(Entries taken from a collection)

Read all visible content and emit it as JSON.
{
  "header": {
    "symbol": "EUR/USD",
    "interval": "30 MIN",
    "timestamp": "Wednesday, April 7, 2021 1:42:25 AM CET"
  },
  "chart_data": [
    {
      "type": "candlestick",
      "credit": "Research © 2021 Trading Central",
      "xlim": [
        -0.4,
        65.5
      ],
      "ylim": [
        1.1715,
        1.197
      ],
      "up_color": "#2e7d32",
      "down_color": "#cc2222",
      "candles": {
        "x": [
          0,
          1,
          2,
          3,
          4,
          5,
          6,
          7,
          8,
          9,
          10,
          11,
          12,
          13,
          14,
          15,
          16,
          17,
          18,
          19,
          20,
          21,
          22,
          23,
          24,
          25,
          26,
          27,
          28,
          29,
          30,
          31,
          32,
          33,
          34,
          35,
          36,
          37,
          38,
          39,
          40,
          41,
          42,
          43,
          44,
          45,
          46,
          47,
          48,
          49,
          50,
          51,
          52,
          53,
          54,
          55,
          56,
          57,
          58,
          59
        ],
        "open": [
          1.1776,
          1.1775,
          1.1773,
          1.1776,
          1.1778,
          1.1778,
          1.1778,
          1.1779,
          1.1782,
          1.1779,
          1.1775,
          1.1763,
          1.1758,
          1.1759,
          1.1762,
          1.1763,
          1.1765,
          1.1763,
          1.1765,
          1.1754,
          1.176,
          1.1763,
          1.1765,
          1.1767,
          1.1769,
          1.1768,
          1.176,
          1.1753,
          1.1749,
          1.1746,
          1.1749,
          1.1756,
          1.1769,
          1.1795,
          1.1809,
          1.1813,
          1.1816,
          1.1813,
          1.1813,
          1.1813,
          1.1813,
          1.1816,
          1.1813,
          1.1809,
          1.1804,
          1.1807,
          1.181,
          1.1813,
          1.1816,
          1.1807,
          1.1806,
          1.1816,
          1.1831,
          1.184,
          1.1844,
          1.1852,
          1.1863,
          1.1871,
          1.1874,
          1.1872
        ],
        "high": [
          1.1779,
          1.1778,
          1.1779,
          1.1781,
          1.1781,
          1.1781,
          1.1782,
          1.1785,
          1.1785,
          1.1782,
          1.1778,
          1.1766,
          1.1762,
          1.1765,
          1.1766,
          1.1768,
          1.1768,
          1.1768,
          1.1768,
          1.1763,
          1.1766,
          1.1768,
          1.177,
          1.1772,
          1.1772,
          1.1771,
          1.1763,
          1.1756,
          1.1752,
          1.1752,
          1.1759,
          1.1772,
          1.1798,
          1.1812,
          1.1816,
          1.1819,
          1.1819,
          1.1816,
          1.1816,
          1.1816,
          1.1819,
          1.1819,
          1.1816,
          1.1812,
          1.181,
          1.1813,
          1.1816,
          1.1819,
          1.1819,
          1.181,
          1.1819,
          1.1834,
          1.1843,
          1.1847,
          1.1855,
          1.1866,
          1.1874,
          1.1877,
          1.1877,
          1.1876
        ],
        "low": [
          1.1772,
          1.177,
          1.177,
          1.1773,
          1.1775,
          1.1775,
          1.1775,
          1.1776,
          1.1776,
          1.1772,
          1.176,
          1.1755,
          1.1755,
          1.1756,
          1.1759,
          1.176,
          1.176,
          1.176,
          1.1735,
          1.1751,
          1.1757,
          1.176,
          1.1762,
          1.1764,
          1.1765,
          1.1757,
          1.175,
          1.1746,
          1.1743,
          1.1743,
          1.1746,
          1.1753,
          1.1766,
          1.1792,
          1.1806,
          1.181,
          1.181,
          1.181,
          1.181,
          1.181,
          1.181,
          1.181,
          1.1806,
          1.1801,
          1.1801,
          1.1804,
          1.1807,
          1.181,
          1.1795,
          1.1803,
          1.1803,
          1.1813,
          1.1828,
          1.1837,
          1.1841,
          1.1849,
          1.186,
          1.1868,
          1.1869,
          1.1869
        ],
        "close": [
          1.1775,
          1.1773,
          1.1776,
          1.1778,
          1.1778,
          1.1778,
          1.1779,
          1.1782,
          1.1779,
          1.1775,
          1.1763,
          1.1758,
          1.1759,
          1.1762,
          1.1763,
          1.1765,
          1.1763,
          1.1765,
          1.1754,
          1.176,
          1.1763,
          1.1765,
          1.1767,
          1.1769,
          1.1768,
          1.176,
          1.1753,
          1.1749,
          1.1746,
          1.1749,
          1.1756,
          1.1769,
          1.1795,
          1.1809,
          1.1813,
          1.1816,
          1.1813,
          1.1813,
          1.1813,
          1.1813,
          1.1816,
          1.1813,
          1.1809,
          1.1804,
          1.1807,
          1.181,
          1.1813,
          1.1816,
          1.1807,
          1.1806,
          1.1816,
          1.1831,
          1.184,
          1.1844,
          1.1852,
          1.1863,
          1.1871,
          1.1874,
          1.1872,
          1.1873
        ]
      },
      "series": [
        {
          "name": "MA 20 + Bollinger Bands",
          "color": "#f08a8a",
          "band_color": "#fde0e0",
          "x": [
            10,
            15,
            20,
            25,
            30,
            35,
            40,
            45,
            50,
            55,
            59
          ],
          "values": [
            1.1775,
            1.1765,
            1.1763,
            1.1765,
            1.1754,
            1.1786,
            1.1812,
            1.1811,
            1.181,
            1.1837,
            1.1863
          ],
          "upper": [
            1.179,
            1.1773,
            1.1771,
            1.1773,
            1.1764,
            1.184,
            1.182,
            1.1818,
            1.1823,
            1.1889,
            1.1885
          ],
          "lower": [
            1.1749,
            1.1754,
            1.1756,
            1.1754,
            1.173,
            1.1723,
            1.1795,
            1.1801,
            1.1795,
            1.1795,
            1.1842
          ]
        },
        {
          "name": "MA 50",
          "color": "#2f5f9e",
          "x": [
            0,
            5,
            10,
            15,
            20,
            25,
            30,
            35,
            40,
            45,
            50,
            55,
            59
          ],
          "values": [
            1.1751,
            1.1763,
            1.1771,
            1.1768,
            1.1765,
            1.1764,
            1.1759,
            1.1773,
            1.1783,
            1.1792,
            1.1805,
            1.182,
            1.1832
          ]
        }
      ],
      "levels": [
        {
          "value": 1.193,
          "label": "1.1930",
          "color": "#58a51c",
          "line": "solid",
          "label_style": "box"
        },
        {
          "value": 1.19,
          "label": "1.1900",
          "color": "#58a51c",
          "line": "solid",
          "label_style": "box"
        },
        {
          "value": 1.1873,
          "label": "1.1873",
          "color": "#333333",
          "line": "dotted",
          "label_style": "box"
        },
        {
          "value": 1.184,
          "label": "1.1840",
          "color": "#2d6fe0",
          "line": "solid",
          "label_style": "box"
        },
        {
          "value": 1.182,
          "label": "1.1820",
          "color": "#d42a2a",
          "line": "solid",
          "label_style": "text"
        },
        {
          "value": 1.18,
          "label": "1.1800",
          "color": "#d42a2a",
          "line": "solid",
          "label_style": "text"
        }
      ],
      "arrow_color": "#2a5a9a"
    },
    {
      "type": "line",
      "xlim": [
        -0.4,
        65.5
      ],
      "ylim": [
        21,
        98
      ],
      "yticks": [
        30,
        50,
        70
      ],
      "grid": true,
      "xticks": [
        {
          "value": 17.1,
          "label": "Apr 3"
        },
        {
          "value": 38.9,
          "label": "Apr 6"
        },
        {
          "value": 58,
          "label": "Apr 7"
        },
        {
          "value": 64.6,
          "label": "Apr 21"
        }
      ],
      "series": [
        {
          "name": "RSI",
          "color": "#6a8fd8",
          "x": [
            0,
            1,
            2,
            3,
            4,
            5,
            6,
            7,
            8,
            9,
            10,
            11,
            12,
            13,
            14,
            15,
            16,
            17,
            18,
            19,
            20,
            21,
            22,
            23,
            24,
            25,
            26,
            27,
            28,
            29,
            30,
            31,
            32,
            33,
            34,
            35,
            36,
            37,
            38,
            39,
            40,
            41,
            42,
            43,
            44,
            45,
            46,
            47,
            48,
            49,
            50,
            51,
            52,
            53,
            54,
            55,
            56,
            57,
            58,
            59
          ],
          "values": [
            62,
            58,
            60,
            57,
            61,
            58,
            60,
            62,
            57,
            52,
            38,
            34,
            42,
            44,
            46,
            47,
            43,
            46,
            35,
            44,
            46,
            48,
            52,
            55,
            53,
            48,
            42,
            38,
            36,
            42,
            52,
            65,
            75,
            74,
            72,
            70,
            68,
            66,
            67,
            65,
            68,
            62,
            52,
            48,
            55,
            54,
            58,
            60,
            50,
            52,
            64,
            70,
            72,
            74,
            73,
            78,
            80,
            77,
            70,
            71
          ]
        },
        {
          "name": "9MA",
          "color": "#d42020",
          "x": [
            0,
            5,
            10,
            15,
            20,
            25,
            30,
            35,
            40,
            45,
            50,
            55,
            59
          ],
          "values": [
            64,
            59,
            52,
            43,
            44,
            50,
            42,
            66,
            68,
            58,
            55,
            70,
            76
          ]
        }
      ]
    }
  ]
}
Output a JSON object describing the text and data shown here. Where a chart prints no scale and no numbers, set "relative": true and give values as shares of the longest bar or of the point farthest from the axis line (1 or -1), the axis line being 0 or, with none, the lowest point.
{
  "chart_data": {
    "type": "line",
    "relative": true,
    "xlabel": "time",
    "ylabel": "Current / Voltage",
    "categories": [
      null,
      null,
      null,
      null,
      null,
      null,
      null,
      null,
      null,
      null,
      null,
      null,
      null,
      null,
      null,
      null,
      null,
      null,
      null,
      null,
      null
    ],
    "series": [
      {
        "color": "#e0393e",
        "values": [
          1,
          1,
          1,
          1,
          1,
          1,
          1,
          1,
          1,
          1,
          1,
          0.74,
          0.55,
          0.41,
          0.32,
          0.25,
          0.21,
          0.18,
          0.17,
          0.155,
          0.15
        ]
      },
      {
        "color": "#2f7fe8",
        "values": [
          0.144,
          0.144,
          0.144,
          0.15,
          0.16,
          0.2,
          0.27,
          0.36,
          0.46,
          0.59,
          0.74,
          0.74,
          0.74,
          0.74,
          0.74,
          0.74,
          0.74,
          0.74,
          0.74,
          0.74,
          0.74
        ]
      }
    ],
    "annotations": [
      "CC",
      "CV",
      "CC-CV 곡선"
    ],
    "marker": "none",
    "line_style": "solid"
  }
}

### What is required
With the line containing "Output a JSON" as the first and the last line of the records as the final one, print exactly the lines in that span.

### Written solution
Output a JSON object describing the text and data shown here. Where a chart prints no scale and no numbers, set "relative": true and give values as shares of the longest bar or of the point farthest from the axis line (1 or -1), the axis line being 0 or, with none, the lowest point.
{
  "chart_data": {
    "type": "line",
    "relative": true,
    "xlabel": "time",
    "ylabel": "Current / Voltage",
    "categories": [
      null,
      null,
      null,
      null,
      null,
      null,
      null,
      null,
      null,
      null,
      null,
      null,
      null,
      null,
      null,
      null,
      null,
      null,
      null,
      null,
      null
    ],
    "series": [
      {
        "color": "#e0393e",
        "values": [
          1,
          1,
          1,
          1,
          1,
          1,
          1,
          1,
          1,
          1,
          1,
          0.74,
          0.55,
          0.41,
          0.32,
          0.25,
          0.21,
          0.18,
          0.17,
          0.155,
          0.15
        ]
      },
      {
        "color": "#2f7fe8",
        "values": [
          0.144,
          0.144,
          0.144,
          0.15,
          0.16,
          0.2,
          0.27,
          0.36,
          0.46,
          0.59,
          0.74,
          0.74,
          0.74,
          0.74,
          0.74,
          0.74,
          0.74,
          0.74,
          0.74,
          0.74,
          0.74
        ]
      }
    ],
    "annotations": [
      "CC",
      "CV",
      "CC-CV 곡선"
    ],
    "marker": "none",
    "line_style": "solid"
  }
}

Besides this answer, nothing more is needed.